Record list:
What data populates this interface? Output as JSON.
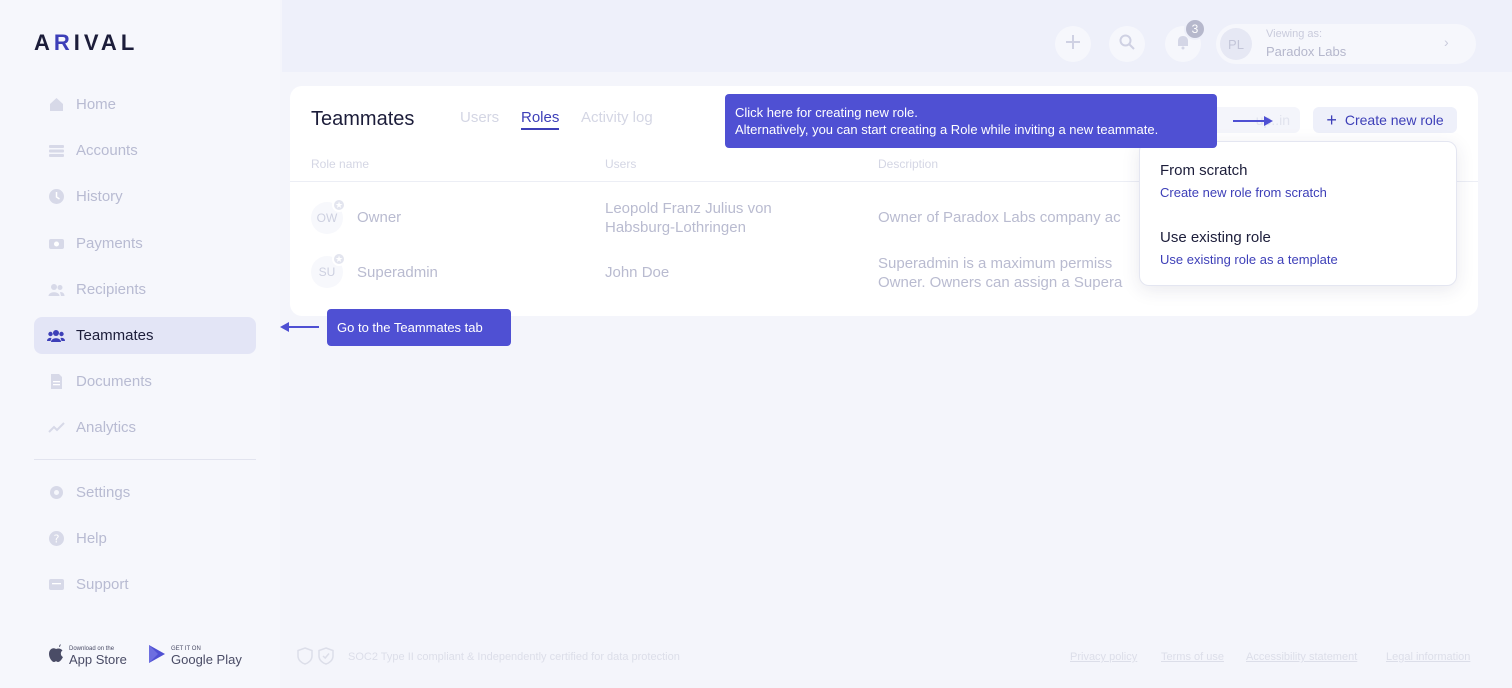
{
  "brand": {
    "logo_a": "A",
    "logo_r": "R",
    "logo_rest": "IVAL"
  },
  "sidebar": {
    "items": [
      {
        "label": "Home",
        "icon": "home-icon"
      },
      {
        "label": "Accounts",
        "icon": "accounts-icon"
      },
      {
        "label": "History",
        "icon": "history-icon"
      },
      {
        "label": "Payments",
        "icon": "payments-icon"
      },
      {
        "label": "Recipients",
        "icon": "recipients-icon"
      },
      {
        "label": "Teammates",
        "icon": "teammates-icon",
        "active": true
      },
      {
        "label": "Documents",
        "icon": "documents-icon"
      },
      {
        "label": "Analytics",
        "icon": "analytics-icon"
      }
    ],
    "secondary": [
      {
        "label": "Settings",
        "icon": "gear-icon"
      },
      {
        "label": "Help",
        "icon": "help-icon"
      },
      {
        "label": "Support",
        "icon": "support-icon"
      }
    ],
    "app_store": {
      "small": "Download on the",
      "big": "App Store"
    },
    "google_play": {
      "small": "GET IT ON",
      "big": "Google Play"
    }
  },
  "topbar": {
    "notifications_count": "3",
    "avatar_initials": "PL",
    "viewing_label": "Viewing as:",
    "viewing_org": "Paradox Labs"
  },
  "teammates": {
    "title": "Teammates",
    "tabs": [
      "Users",
      "Roles",
      "Activity log"
    ],
    "active_tab": "Roles",
    "ghost_button": "Invite teammate",
    "ghost_button_visible": "up..in",
    "create_button": "Create new role",
    "columns": [
      "Role name",
      "Users",
      "Description"
    ],
    "rows": [
      {
        "initials": "OW",
        "role": "Owner",
        "users_line1": "Leopold Franz Julius von",
        "users_line2": "Habsburg-Lothringen",
        "desc_line1": "Owner of Paradox Labs company ac",
        "desc_line2": ""
      },
      {
        "initials": "SU",
        "role": "Superadmin",
        "users_line1": "John Doe",
        "users_line2": "",
        "desc_line1": "Superadmin is a maximum permiss",
        "desc_line2": "Owner. Owners can assign a Supera"
      }
    ]
  },
  "dropdown": {
    "items": [
      {
        "title": "From scratch",
        "subtitle": "Create new role from scratch"
      },
      {
        "title": "Use existing role",
        "subtitle": "Use existing role as a template"
      }
    ]
  },
  "tooltips": {
    "create_role_line1": "Click here for creating new role.",
    "create_role_line2": "Alternatively, you can start creating a Role while inviting a new teammate.",
    "teammates_tab": "Go to the Teammates tab"
  },
  "footer": {
    "compliance": "SOC2 Type II compliant & Independently certified for data protection",
    "links": [
      "Privacy policy",
      "Terms of use",
      "Accessibility statement",
      "Legal information"
    ]
  },
  "colors": {
    "accent": "#3d3fb8",
    "tooltip": "#4f50d3",
    "active_nav_bg": "#e3e5f6"
  }
}
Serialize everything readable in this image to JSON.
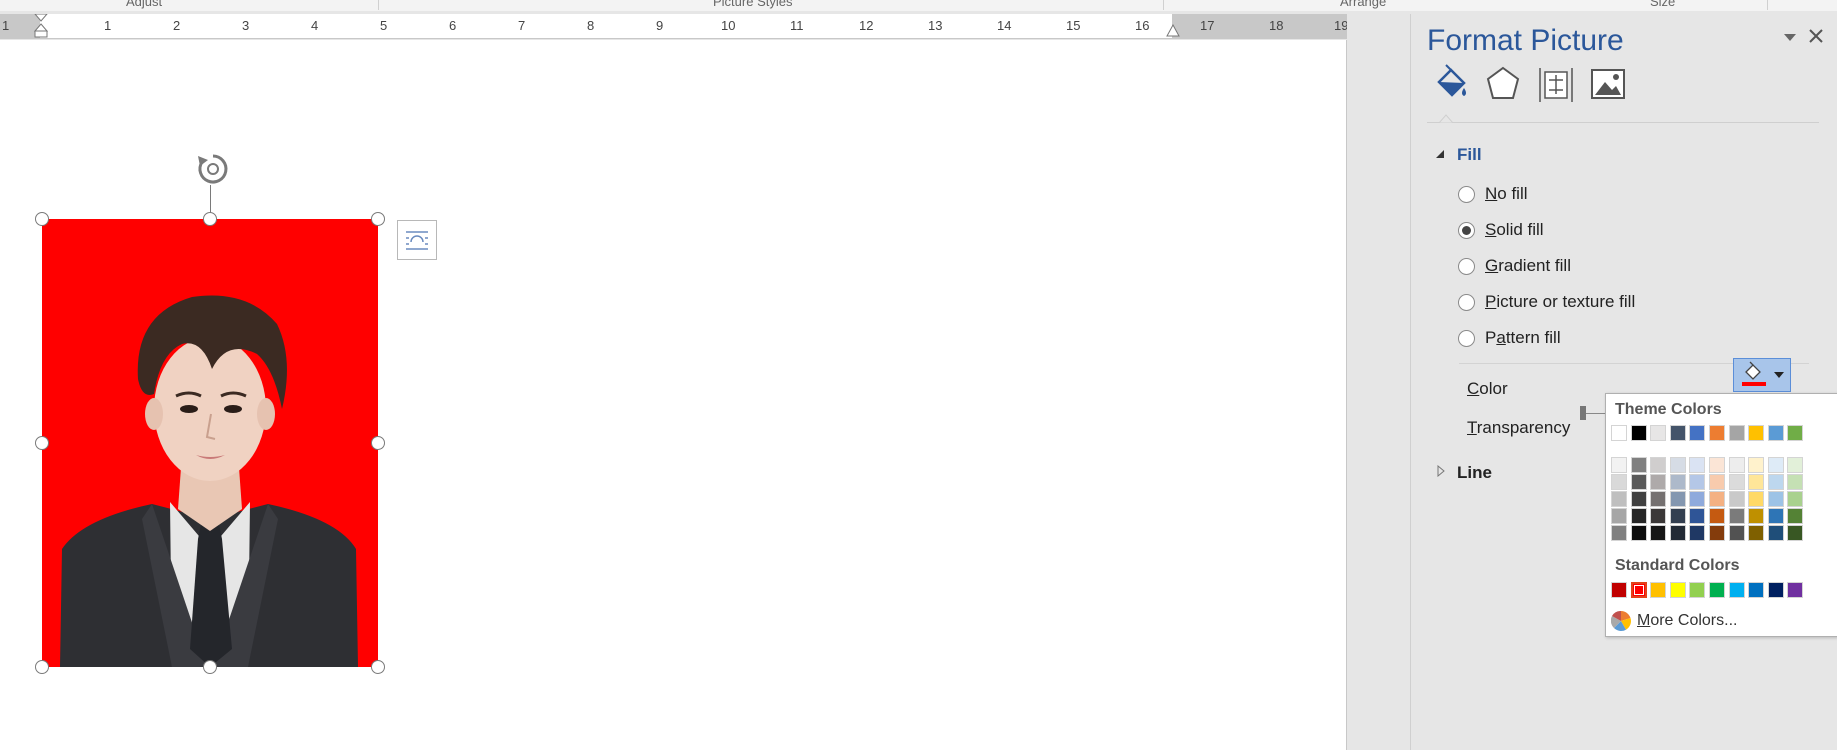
{
  "ribbon": {
    "groups": [
      "Adjust",
      "Picture Styles",
      "Arrange",
      "Size"
    ]
  },
  "ruler": {
    "numbers": [
      "1",
      "1",
      "2",
      "3",
      "4",
      "5",
      "6",
      "7",
      "8",
      "9",
      "10",
      "11",
      "12",
      "13",
      "14",
      "15",
      "16",
      "17",
      "18",
      "19"
    ]
  },
  "document": {
    "picture_background": "#ff0000"
  },
  "pane": {
    "title": "Format Picture",
    "tabs": [
      {
        "icon": "fill-line-icon"
      },
      {
        "icon": "effects-icon"
      },
      {
        "icon": "size-properties-icon"
      },
      {
        "icon": "picture-icon"
      }
    ],
    "fill_section": {
      "label": "Fill",
      "options": [
        {
          "label": "No fill",
          "checked": false
        },
        {
          "label": "Solid fill",
          "checked": true
        },
        {
          "label": "Gradient fill",
          "checked": false
        },
        {
          "label": "Picture or texture fill",
          "checked": false
        },
        {
          "label": "Pattern fill",
          "checked": false
        }
      ],
      "color_label": "Color",
      "transparency_label": "Transparency"
    },
    "line_section": {
      "label": "Line"
    }
  },
  "palette": {
    "theme_heading": "Theme Colors",
    "standard_heading": "Standard Colors",
    "more_colors": "More Colors...",
    "theme_columns": [
      [
        "#ffffff",
        "#f2f2f2",
        "#d9d9d9",
        "#bfbfbf",
        "#a6a6a6",
        "#808080"
      ],
      [
        "#000000",
        "#808080",
        "#595959",
        "#404040",
        "#262626",
        "#0d0d0d"
      ],
      [
        "#e7e6e6",
        "#d0cece",
        "#aeaaaa",
        "#757171",
        "#3b3838",
        "#161616"
      ],
      [
        "#44546a",
        "#d6dce5",
        "#adb9ca",
        "#8497b0",
        "#333f50",
        "#222a35"
      ],
      [
        "#4472c4",
        "#dae3f3",
        "#b4c7e7",
        "#8faadc",
        "#2f5597",
        "#1f3864"
      ],
      [
        "#ed7d31",
        "#fbe5d6",
        "#f8cbad",
        "#f4b183",
        "#c55a11",
        "#843c0c"
      ],
      [
        "#a5a5a5",
        "#ededed",
        "#dbdbdb",
        "#c9c9c9",
        "#7b7b7b",
        "#525252"
      ],
      [
        "#ffc000",
        "#fff2cc",
        "#ffe699",
        "#ffd966",
        "#bf9000",
        "#7f6000"
      ],
      [
        "#5b9bd5",
        "#deebf7",
        "#bdd7ee",
        "#9dc3e6",
        "#2e75b6",
        "#1f4e79"
      ],
      [
        "#70ad47",
        "#e2f0d9",
        "#c5e0b4",
        "#a9d18e",
        "#548235",
        "#385723"
      ]
    ],
    "standard_colors": [
      "#c00000",
      "#ff0000",
      "#ffc000",
      "#ffff00",
      "#92d050",
      "#00b050",
      "#00b0f0",
      "#0070c0",
      "#002060",
      "#7030a0"
    ],
    "selected_standard": "#ff0000"
  }
}
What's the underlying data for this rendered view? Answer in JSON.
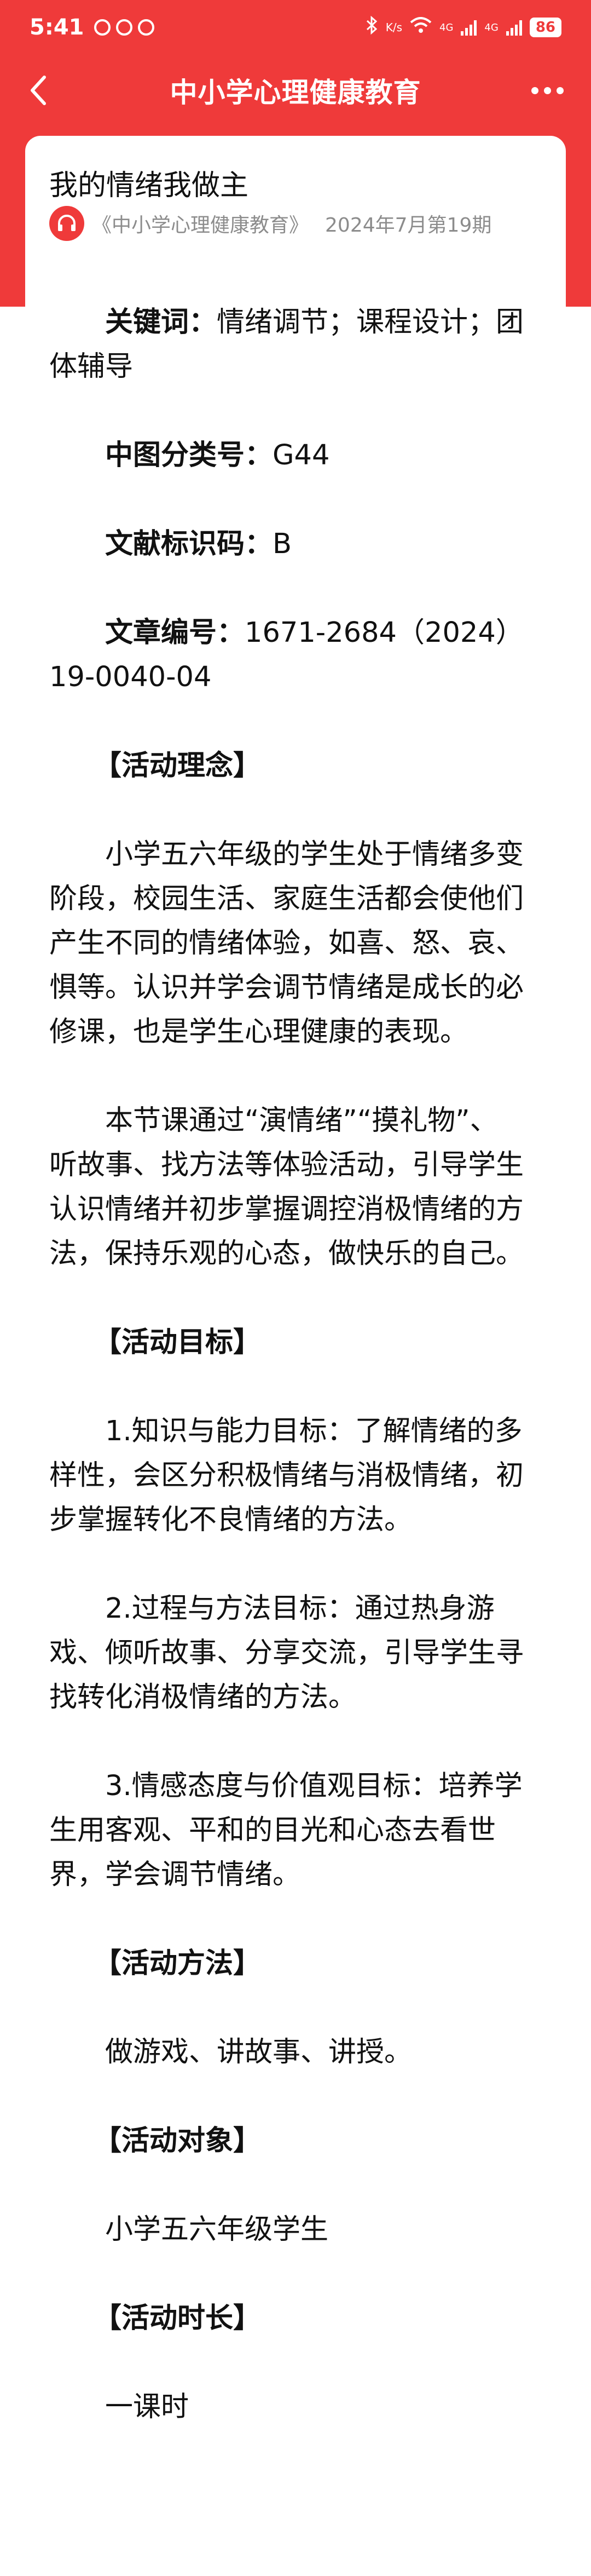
{
  "status_bar": {
    "time": "5:41",
    "network_speed": "K/s",
    "signal_labels": [
      "4G",
      "4G"
    ],
    "battery": "86"
  },
  "nav": {
    "title": "中小学心理健康教育"
  },
  "article": {
    "title": "我的情绪我做主",
    "source": "《中小学心理健康教育》",
    "issue": "2024年7月第19期",
    "meta": [
      {
        "label": "关键词：",
        "value": "情绪调节；课程设计；团体辅导"
      },
      {
        "label": "中图分类号：",
        "value": "G44"
      },
      {
        "label": "文献标识码：",
        "value": "B"
      },
      {
        "label": "文章编号：",
        "value": "1671-2684（2024）19-0040-04"
      }
    ],
    "sections": [
      {
        "heading": "【活动理念】",
        "paragraphs": [
          "小学五六年级的学生处于情绪多变阶段，校园生活、家庭生活都会使他们产生不同的情绪体验，如喜、怒、哀、惧等。认识并学会调节情绪是成长的必修课，也是学生心理健康的表现。",
          "本节课通过“演情绪”“摸礼物”、听故事、找方法等体验活动，引导学生认识情绪并初步掌握调控消极情绪的方法，保持乐观的心态，做快乐的自己。"
        ]
      },
      {
        "heading": "【活动目标】",
        "paragraphs": [
          "1.知识与能力目标：了解情绪的多样性，会区分积极情绪与消极情绪，初步掌握转化不良情绪的方法。",
          "2.过程与方法目标：通过热身游戏、倾听故事、分享交流，引导学生寻找转化消极情绪的方法。",
          "3.情感态度与价值观目标：培养学生用客观、平和的目光和心态去看世界，学会调节情绪。"
        ]
      },
      {
        "heading": "【活动方法】",
        "paragraphs": [
          "做游戏、讲故事、讲授。"
        ]
      },
      {
        "heading": "【活动对象】",
        "paragraphs": [
          "小学五六年级学生"
        ]
      },
      {
        "heading": "【活动时长】",
        "paragraphs": [
          "一课时"
        ]
      }
    ]
  },
  "colors": {
    "brand_red": "#ef3a3a",
    "text": "#111111",
    "muted": "#8c8c8c"
  },
  "icons": {
    "back": "chevron-left-icon",
    "more": "more-dots-icon",
    "source": "headphone-icon"
  }
}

Aim of the task:
From the material above, copy each line that includes the word "What".

Exercise output:
What data populates this interface? Output as JSON.
What's the underlying data for this rendered view? Answer in JSON.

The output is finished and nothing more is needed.